> **Your instructions**
In the records below, copy the lines from the line with "703, 573, 716]" up to and including the line with "128, 652, 152]", character for character.
-- BEGIN Data section --
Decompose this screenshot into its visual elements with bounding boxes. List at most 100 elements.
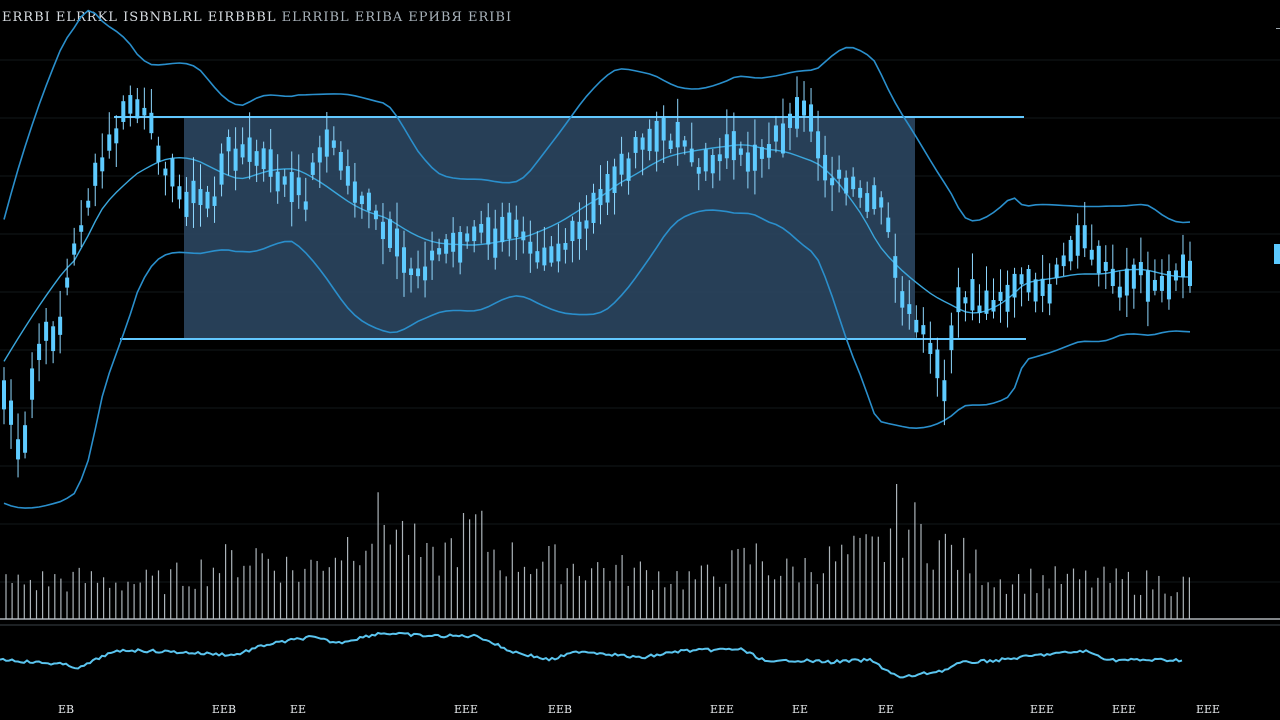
x-tick-label: ЕЕВ	[547, 703, 573, 716]
candle-body	[1019, 274, 1024, 285]
candle-body	[949, 325, 954, 351]
candle-body	[816, 131, 821, 159]
candle-body	[310, 162, 315, 175]
candle-body	[58, 316, 63, 335]
candle-body	[458, 232, 463, 263]
candle-body	[970, 279, 975, 311]
candle-body	[275, 171, 280, 192]
candle-body	[493, 228, 498, 258]
candle-body	[942, 380, 947, 402]
x-tick-label: ЕЕ	[289, 703, 307, 716]
chart-title: ЕRRBI ЕLRRKL ISBNBLRL ЕIRBBBL ЕLRRIBL ЕR…	[2, 10, 512, 25]
candle-body	[823, 154, 828, 181]
candle-body	[16, 439, 21, 460]
chart-title-part-2: ЕLRRIBL ЕRIBA ЕРИВЯ ЕRIBI	[281, 10, 513, 25]
candle-body	[851, 176, 856, 190]
candle-body	[724, 134, 729, 159]
candle-body	[1103, 261, 1108, 271]
candle-body	[605, 174, 610, 203]
candle-body	[752, 144, 757, 171]
candle-body	[507, 212, 512, 239]
candle-body	[647, 128, 652, 152]
candle-body	[865, 193, 870, 212]
candle-body	[100, 157, 105, 172]
axis-tick-top	[1276, 28, 1280, 29]
candle-body	[465, 233, 470, 242]
candle-body	[984, 290, 989, 314]
candle-body	[535, 251, 540, 263]
candle-body	[352, 181, 357, 203]
candle-body	[51, 326, 56, 352]
candle-body	[296, 177, 301, 196]
candle-body	[317, 147, 322, 163]
candle-body	[177, 186, 182, 200]
candle-body	[163, 168, 168, 176]
candle-body	[991, 300, 996, 312]
candle-body	[668, 140, 673, 150]
candle-body	[879, 197, 884, 208]
candle-body	[142, 107, 147, 116]
candle-body	[37, 343, 42, 361]
candle-body	[858, 187, 863, 198]
candle-body	[1096, 245, 1101, 274]
candle-body	[472, 226, 477, 242]
candle-body	[717, 154, 722, 162]
candle-body	[844, 177, 849, 194]
candle-body	[766, 144, 771, 158]
candle-body	[121, 101, 126, 122]
candle-body	[437, 248, 442, 255]
x-tick-label: ЕЕЕ	[453, 703, 479, 716]
candle-body	[591, 192, 596, 223]
candle-body	[1082, 225, 1087, 249]
candle-body	[240, 144, 245, 158]
candle-body	[928, 342, 933, 354]
candle-body	[156, 145, 161, 163]
candle-body	[1040, 278, 1045, 296]
candle-body	[444, 239, 449, 254]
x-tick-label: ЕВ	[57, 703, 75, 716]
candle-body	[2, 380, 6, 410]
bollinger-lower	[3, 209, 1191, 509]
oscillator-line	[0, 631, 1183, 679]
candle-body	[795, 97, 800, 129]
candle-body	[577, 221, 582, 239]
candle-body	[682, 140, 687, 147]
candle-body	[366, 192, 371, 211]
candle-body	[731, 131, 736, 161]
candle-body	[696, 167, 701, 174]
bollinger-upper	[3, 9, 1191, 224]
x-tick-label: ЕЕЕ	[709, 703, 735, 716]
candle-body	[1173, 270, 1178, 281]
x-tick-label: ЕЕЕ	[1111, 703, 1137, 716]
candle-body	[1068, 239, 1073, 262]
candle-body	[331, 140, 336, 148]
candle-body	[759, 146, 764, 159]
candle-body	[626, 158, 631, 181]
candle-body	[1117, 286, 1122, 298]
candle-body	[514, 219, 519, 237]
candle-body	[956, 287, 961, 313]
candle-body	[963, 297, 968, 304]
candle-body	[809, 104, 814, 132]
candle-body	[394, 228, 399, 257]
x-tick-label: ЕЕ	[877, 703, 895, 716]
candle-body	[451, 232, 456, 252]
candle-body	[212, 196, 217, 206]
candle-body	[72, 243, 77, 255]
candle-body	[128, 95, 133, 114]
candle-body	[219, 153, 224, 185]
candle-body	[598, 189, 603, 206]
candle-body	[1061, 255, 1066, 267]
candle-body	[65, 277, 70, 288]
candle-body	[745, 152, 750, 172]
candle-body	[184, 191, 189, 217]
candle-body	[830, 178, 835, 186]
candle-body	[1075, 225, 1080, 256]
candle-body	[261, 148, 266, 170]
candle-body	[1166, 270, 1171, 300]
candle-body	[998, 291, 1003, 301]
candle-body	[633, 137, 638, 153]
candle-body	[1012, 273, 1017, 298]
candle-body	[486, 217, 491, 245]
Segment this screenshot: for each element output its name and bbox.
-- END Data section --
> **Response**
x-tick-label: ЕЕВ	[547, 703, 573, 716]
candle-body	[1019, 274, 1024, 285]
candle-body	[949, 325, 954, 351]
candle-body	[816, 131, 821, 159]
candle-body	[310, 162, 315, 175]
candle-body	[58, 316, 63, 335]
candle-body	[458, 232, 463, 263]
candle-body	[970, 279, 975, 311]
candle-body	[275, 171, 280, 192]
candle-body	[493, 228, 498, 258]
candle-body	[942, 380, 947, 402]
x-tick-label: ЕЕ	[289, 703, 307, 716]
chart-title: ЕRRBI ЕLRRKL ISBNBLRL ЕIRBBBL ЕLRRIBL ЕR…	[2, 10, 512, 25]
candle-body	[823, 154, 828, 181]
candle-body	[16, 439, 21, 460]
chart-title-part-2: ЕLRRIBL ЕRIBA ЕРИВЯ ЕRIBI	[281, 10, 513, 25]
candle-body	[851, 176, 856, 190]
candle-body	[724, 134, 729, 159]
candle-body	[1103, 261, 1108, 271]
candle-body	[605, 174, 610, 203]
candle-body	[752, 144, 757, 171]
candle-body	[507, 212, 512, 239]
candle-body	[647, 128, 652, 152]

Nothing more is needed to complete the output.